■ EXTRACTED MATERIAL

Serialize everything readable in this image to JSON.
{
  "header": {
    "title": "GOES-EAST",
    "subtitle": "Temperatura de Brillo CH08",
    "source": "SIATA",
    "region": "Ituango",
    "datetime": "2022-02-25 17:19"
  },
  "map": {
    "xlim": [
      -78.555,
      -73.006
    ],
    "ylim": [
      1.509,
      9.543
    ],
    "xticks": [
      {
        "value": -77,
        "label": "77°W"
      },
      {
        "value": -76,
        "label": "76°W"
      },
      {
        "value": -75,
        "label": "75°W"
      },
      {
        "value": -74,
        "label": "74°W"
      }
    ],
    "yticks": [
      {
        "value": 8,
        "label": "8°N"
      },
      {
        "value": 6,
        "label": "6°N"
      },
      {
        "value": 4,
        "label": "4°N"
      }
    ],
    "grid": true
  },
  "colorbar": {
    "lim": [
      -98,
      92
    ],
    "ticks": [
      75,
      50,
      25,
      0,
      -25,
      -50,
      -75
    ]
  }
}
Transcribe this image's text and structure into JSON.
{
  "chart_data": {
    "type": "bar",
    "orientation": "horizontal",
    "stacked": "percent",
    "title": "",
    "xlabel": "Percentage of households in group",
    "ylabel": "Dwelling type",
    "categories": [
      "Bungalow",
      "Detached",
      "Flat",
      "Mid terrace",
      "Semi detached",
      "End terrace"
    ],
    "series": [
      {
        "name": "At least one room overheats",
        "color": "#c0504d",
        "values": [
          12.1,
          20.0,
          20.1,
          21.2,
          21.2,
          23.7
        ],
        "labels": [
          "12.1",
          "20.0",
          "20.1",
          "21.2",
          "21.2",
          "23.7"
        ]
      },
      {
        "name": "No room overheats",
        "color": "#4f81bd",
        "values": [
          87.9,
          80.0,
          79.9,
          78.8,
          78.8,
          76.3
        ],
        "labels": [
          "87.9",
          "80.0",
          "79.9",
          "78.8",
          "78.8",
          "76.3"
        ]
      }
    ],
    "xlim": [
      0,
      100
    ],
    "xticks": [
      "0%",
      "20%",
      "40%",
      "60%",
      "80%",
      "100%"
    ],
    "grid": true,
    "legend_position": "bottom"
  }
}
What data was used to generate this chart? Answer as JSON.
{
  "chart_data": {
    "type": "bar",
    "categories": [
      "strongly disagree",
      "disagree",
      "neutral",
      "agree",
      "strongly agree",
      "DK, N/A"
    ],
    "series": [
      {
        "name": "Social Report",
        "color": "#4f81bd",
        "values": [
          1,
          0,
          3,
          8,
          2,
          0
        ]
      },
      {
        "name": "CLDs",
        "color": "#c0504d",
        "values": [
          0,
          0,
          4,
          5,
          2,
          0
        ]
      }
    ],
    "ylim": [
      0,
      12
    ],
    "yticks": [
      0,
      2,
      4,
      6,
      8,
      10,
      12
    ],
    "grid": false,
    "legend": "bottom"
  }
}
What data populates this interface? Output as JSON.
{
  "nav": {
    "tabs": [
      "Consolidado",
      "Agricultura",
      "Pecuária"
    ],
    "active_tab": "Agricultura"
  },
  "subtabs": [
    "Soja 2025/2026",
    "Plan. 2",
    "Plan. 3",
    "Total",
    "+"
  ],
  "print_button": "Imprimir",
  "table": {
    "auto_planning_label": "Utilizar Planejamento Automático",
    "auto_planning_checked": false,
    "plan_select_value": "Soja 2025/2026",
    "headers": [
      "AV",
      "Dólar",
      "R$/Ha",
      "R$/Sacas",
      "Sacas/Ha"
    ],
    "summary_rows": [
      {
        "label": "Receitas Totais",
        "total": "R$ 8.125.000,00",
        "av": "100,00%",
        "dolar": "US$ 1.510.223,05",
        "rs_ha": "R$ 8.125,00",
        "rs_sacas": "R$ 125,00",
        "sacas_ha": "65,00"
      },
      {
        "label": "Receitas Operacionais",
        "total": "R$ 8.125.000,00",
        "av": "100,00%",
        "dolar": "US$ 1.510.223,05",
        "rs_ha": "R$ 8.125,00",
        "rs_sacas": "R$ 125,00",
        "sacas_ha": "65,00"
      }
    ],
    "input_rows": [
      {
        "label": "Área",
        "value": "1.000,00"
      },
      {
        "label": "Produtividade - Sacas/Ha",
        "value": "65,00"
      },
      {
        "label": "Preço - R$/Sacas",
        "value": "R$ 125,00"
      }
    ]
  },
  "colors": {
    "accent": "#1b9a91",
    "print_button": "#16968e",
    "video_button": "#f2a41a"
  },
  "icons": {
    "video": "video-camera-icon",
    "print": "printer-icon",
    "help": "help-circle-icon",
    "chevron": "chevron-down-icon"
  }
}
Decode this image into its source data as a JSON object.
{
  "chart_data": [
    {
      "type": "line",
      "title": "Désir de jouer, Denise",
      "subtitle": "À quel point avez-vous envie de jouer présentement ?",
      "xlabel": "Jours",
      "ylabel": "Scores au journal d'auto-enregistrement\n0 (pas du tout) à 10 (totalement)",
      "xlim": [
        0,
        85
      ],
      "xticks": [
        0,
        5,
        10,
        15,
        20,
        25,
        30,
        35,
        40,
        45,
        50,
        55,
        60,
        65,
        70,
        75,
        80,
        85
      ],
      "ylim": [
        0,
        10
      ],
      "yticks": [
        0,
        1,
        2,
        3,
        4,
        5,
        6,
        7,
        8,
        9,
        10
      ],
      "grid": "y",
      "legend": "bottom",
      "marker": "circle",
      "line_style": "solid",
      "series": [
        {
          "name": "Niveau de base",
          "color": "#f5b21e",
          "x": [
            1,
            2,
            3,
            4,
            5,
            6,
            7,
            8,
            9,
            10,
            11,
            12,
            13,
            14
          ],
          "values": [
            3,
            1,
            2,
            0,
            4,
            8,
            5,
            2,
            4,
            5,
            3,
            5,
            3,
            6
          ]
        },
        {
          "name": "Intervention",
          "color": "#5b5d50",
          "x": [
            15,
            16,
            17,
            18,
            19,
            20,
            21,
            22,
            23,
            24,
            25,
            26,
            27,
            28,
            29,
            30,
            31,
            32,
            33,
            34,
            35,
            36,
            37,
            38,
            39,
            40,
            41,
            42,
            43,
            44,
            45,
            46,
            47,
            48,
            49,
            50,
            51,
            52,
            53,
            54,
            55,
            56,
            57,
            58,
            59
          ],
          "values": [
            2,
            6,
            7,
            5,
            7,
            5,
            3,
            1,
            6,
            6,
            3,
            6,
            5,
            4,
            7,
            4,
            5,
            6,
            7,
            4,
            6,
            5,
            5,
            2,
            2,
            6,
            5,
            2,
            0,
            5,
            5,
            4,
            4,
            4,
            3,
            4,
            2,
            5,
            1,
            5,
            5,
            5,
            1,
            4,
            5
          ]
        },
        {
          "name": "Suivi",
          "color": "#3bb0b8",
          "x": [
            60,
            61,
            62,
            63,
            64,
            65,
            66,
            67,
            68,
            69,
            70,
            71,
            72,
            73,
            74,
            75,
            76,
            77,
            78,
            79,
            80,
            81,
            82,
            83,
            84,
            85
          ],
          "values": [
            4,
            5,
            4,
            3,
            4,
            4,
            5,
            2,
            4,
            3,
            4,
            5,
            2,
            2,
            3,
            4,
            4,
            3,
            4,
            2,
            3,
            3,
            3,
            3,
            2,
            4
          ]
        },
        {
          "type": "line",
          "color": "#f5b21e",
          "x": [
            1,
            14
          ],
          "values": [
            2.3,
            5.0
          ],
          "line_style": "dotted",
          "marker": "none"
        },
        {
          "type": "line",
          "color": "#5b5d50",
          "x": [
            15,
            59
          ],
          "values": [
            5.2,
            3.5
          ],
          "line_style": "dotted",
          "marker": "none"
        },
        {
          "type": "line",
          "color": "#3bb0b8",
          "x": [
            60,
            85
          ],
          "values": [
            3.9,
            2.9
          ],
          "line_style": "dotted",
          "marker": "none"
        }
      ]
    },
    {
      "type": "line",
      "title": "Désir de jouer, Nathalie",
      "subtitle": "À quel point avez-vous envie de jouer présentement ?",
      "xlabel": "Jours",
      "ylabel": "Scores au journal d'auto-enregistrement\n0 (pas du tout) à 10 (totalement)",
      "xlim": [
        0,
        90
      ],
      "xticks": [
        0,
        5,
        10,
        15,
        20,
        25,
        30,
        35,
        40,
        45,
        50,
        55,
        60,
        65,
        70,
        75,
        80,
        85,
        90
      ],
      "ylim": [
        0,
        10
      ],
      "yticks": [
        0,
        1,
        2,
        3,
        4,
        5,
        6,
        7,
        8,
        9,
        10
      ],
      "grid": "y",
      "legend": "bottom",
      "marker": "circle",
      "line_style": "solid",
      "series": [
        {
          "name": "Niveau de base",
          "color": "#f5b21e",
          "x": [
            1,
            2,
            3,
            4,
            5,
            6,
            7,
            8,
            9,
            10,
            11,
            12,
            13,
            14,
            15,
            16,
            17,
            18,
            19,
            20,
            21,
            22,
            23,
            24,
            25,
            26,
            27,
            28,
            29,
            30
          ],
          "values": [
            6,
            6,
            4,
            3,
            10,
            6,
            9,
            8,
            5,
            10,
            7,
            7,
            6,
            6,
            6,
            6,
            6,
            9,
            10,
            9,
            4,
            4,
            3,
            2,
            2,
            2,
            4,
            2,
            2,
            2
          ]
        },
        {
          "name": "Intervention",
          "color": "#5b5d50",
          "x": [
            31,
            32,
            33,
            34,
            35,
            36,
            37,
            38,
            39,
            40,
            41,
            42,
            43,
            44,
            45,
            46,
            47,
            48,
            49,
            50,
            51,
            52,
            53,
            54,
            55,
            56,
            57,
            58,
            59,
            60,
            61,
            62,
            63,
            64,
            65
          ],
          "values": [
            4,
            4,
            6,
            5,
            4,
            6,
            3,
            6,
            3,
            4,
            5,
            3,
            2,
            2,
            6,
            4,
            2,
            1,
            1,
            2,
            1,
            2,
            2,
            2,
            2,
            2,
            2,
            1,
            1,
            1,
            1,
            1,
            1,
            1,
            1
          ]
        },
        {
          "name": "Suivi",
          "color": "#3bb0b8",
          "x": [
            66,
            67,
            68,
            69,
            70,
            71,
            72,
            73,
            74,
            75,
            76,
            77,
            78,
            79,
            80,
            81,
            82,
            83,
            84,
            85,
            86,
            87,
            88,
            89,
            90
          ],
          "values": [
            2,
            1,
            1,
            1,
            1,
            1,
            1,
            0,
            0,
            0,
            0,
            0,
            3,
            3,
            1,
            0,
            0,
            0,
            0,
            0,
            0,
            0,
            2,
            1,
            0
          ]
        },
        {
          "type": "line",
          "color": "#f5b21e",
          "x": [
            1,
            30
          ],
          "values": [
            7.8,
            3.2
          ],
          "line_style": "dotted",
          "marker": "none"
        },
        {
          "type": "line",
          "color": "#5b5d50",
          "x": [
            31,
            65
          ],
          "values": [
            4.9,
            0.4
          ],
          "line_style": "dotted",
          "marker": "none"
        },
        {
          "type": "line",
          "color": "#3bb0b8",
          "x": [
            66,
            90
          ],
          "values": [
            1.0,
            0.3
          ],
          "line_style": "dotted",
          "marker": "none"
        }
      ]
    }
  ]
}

■ PROBLEM REQUIREMENTS
Return all lines with the word "grid" in them.

■ EXERCISE OUTPUT
    "grid": true
    "grid": true,
    "grid": false,
      "grid": "y",
      "grid": "y",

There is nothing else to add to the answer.